**YOUR TASK:** Reproduce the passage on Sun Day Red golf shoes in full, word for word.

**DOCUMENT PASSAGE:**
BEGIN
Having a shoe appear on a top sellers list is good. Having two shoes appear, one spiked and one spikeless, is a statement about where a brand sits in the market.
PGA Tour Superstore's 2026 sales data reveals Sun Day Red holding ground in both footwear categories, with the Pioneer Cypress landing among the top spiked sellers and the Presidio claiming space on the spikeless side. The Presidio is particularly notable. It topped MyGolfSpy's low-profile spikeless testing this year, which means the product is moving units and winning blind performance evaluations. That combination is harder to achieve than either alone.
The Pioneer Cypress occupies an interesting niche. It is a spiked shoe that reads almost spikeless, a design choice that suggests Sun Day Red understands the aesthetic hesitation many golfers have about traditional cleated footwear. The shoe is selling to golfers who want traction without looking like they prioritized traction. That kind of product positioning requires a precise read on consumer psychology.
END
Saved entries
BEGIN
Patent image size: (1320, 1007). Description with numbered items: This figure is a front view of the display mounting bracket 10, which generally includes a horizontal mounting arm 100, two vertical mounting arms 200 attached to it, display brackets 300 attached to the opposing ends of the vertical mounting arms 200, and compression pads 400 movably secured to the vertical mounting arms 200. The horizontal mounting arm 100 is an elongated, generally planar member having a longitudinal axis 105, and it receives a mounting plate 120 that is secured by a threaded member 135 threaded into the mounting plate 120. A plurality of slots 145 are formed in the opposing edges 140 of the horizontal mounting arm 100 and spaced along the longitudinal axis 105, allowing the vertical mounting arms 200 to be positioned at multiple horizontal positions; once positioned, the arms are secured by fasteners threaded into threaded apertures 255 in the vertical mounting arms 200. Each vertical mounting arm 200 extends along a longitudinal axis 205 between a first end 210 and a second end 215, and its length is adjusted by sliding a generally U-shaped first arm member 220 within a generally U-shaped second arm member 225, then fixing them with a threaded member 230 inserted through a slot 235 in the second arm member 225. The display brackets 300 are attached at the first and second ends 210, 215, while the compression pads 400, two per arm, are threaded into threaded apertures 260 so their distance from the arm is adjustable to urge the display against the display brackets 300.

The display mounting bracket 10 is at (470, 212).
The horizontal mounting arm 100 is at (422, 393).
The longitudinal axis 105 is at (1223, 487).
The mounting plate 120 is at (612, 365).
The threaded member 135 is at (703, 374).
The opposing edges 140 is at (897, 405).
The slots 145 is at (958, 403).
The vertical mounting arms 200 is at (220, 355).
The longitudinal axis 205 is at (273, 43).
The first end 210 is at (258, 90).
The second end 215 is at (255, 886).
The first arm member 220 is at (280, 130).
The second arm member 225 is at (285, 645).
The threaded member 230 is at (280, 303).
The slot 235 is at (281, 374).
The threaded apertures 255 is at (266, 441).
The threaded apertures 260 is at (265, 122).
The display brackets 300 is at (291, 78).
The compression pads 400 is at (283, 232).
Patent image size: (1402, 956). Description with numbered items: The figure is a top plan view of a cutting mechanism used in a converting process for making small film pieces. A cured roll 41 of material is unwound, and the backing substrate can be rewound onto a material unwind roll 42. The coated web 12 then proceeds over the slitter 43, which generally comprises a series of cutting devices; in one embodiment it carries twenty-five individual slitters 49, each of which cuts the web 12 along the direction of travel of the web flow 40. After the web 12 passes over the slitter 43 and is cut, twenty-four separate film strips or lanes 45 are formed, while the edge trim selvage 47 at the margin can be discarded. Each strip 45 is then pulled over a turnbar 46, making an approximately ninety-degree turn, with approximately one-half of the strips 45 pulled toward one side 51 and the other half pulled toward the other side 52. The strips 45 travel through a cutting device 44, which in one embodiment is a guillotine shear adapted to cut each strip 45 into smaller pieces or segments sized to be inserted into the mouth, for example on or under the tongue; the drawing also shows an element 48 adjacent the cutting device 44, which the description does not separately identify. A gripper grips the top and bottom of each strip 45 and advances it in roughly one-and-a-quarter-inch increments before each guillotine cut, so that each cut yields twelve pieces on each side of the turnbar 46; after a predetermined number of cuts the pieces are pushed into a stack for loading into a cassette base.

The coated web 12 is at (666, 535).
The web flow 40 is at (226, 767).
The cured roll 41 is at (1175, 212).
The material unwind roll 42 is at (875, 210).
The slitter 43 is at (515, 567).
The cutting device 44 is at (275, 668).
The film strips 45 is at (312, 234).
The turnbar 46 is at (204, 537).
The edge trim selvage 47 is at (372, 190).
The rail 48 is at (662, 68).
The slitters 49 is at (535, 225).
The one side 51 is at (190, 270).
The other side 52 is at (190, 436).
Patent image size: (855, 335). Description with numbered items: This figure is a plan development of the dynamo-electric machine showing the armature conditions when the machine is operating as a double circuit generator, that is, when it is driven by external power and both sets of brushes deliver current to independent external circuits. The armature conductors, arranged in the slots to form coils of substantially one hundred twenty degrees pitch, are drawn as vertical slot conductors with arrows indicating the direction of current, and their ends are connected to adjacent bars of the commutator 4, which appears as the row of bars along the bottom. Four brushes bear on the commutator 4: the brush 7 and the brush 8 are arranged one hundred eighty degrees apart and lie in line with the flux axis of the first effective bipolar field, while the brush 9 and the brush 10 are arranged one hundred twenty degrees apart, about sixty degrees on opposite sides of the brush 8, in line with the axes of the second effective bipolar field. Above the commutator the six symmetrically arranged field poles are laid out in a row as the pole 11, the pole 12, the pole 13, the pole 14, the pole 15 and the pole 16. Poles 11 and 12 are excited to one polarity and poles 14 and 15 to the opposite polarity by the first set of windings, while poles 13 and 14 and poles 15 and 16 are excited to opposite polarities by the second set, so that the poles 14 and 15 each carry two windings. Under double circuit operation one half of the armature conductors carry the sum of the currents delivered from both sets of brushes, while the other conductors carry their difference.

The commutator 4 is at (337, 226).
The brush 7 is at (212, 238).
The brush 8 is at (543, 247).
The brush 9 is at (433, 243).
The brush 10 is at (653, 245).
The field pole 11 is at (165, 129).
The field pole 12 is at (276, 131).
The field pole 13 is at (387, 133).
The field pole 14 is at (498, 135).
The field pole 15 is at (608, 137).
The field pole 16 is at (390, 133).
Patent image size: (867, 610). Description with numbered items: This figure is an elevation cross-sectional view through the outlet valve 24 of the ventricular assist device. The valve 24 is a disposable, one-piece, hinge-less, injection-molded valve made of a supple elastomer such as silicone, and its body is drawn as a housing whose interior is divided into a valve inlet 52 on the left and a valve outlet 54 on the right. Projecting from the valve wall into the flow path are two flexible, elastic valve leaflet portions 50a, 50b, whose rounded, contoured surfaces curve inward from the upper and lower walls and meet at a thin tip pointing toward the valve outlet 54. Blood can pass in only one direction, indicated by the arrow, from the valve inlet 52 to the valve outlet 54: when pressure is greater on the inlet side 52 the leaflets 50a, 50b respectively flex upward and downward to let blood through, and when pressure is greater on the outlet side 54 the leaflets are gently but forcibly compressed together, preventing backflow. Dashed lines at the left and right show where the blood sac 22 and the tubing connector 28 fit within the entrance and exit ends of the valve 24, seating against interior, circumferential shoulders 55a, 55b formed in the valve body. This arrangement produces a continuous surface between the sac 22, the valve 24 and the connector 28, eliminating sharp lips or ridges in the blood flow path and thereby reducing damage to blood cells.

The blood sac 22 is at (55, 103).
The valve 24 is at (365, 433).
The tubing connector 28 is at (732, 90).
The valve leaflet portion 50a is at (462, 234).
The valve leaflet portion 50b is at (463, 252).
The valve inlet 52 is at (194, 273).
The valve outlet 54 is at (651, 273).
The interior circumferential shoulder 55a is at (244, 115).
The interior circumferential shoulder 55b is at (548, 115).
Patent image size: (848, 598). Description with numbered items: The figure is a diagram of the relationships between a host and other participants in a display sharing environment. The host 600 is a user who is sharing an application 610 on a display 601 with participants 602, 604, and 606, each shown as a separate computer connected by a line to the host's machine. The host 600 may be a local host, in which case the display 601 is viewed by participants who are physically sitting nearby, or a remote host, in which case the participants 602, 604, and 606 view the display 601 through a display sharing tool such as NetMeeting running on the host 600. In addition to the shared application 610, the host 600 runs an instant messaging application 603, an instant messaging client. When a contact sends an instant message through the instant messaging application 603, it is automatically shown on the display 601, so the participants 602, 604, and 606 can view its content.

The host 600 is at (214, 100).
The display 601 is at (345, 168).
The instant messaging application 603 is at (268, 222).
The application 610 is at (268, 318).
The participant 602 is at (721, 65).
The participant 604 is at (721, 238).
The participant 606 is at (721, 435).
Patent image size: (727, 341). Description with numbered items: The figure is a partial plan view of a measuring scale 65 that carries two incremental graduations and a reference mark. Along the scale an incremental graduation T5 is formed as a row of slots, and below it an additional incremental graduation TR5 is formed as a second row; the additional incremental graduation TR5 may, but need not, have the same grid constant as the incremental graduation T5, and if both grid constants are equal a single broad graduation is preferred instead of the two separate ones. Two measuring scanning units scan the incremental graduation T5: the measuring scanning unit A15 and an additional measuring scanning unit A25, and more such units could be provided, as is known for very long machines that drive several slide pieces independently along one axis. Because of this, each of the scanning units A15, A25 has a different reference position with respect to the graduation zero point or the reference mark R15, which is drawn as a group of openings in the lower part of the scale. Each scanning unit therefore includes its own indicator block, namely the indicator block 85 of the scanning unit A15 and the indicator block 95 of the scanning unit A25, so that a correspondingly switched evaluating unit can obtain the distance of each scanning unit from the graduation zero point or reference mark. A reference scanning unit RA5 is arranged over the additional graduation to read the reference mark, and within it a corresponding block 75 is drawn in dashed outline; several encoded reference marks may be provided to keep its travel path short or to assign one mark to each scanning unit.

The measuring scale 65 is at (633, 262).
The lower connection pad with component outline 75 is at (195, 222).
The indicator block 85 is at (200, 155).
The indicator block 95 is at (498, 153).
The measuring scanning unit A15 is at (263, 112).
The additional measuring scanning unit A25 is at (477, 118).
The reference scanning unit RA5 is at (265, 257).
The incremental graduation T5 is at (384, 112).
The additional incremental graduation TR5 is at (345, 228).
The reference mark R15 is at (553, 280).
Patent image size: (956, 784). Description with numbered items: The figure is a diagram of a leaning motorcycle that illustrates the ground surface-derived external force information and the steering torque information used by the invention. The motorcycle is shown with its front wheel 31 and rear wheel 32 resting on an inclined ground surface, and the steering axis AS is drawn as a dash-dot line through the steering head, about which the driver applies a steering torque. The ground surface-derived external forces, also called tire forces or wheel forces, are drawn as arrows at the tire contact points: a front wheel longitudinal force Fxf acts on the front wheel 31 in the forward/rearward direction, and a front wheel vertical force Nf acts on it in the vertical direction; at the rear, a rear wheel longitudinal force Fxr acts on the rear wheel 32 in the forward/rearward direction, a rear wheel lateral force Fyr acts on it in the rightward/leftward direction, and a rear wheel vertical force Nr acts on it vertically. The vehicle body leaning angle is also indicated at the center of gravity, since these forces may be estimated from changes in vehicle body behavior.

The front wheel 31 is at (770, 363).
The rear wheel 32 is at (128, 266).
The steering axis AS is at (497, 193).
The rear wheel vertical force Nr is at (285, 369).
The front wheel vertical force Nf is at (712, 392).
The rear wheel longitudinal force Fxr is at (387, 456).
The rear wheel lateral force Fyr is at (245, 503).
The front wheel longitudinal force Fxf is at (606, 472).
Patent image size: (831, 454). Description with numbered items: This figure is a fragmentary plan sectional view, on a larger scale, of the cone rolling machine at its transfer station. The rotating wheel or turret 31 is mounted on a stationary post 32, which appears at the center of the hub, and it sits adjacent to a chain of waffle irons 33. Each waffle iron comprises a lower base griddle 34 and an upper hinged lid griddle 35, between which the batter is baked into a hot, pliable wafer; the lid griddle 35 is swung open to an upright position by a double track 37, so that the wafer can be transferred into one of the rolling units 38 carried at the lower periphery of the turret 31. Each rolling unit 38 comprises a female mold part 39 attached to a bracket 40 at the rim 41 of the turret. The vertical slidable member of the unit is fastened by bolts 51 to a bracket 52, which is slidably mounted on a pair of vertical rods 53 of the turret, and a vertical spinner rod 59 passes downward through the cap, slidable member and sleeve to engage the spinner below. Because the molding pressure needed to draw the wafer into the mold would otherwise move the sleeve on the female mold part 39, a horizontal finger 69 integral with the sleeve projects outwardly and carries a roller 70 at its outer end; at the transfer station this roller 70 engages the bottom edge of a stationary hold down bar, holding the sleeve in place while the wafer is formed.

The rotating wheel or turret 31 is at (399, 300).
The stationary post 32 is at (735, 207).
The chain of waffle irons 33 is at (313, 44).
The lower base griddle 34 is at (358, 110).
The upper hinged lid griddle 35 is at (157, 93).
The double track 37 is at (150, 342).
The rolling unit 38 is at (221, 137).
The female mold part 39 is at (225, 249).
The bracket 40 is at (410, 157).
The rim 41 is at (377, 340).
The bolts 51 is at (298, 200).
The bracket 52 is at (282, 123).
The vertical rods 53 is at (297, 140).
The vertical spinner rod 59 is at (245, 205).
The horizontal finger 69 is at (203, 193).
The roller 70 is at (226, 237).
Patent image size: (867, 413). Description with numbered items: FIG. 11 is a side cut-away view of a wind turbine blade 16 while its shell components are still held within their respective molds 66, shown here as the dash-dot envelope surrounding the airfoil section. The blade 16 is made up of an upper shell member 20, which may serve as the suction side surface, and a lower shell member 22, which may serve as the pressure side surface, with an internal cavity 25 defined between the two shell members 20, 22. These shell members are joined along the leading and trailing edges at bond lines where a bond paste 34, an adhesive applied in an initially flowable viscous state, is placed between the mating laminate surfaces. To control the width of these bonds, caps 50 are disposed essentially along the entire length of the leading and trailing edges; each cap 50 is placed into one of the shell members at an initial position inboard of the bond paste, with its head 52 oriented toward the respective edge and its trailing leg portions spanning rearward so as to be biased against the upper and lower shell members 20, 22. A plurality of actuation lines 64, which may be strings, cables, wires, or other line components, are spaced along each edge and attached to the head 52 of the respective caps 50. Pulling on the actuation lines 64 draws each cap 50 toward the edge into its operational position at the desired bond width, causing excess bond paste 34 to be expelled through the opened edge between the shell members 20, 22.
END
**SOLVED EXERCISE:**
Having a shoe appear on a top sellers list is good. Having two shoes appear, one spiked and one spikeless, is a statement about where a brand sits in the market.
PGA Tour Superstore's 2026 sales data reveals Sun Day Red holding ground in both footwear categories, with the Pioneer Cypress landing among the top spiked sellers and the Presidio claiming space on the spikeless side. The Presidio is particularly notable. It topped MyGolfSpy's low-profile spikeless testing this year, which means the product is moving units and winning blind performance evaluations. That combination is harder to achieve than either alone.
The Pioneer Cypress occupies an interesting niche. It is a spiked shoe that reads almost spikeless, a design choice that suggests Sun Day Red understands the aesthetic hesitation many golfers have about traditional cleated footwear. The shoe is selling to golfers who want traction without looking like they prioritized traction. That kind of product positioning requires a precise read on consumer psychology.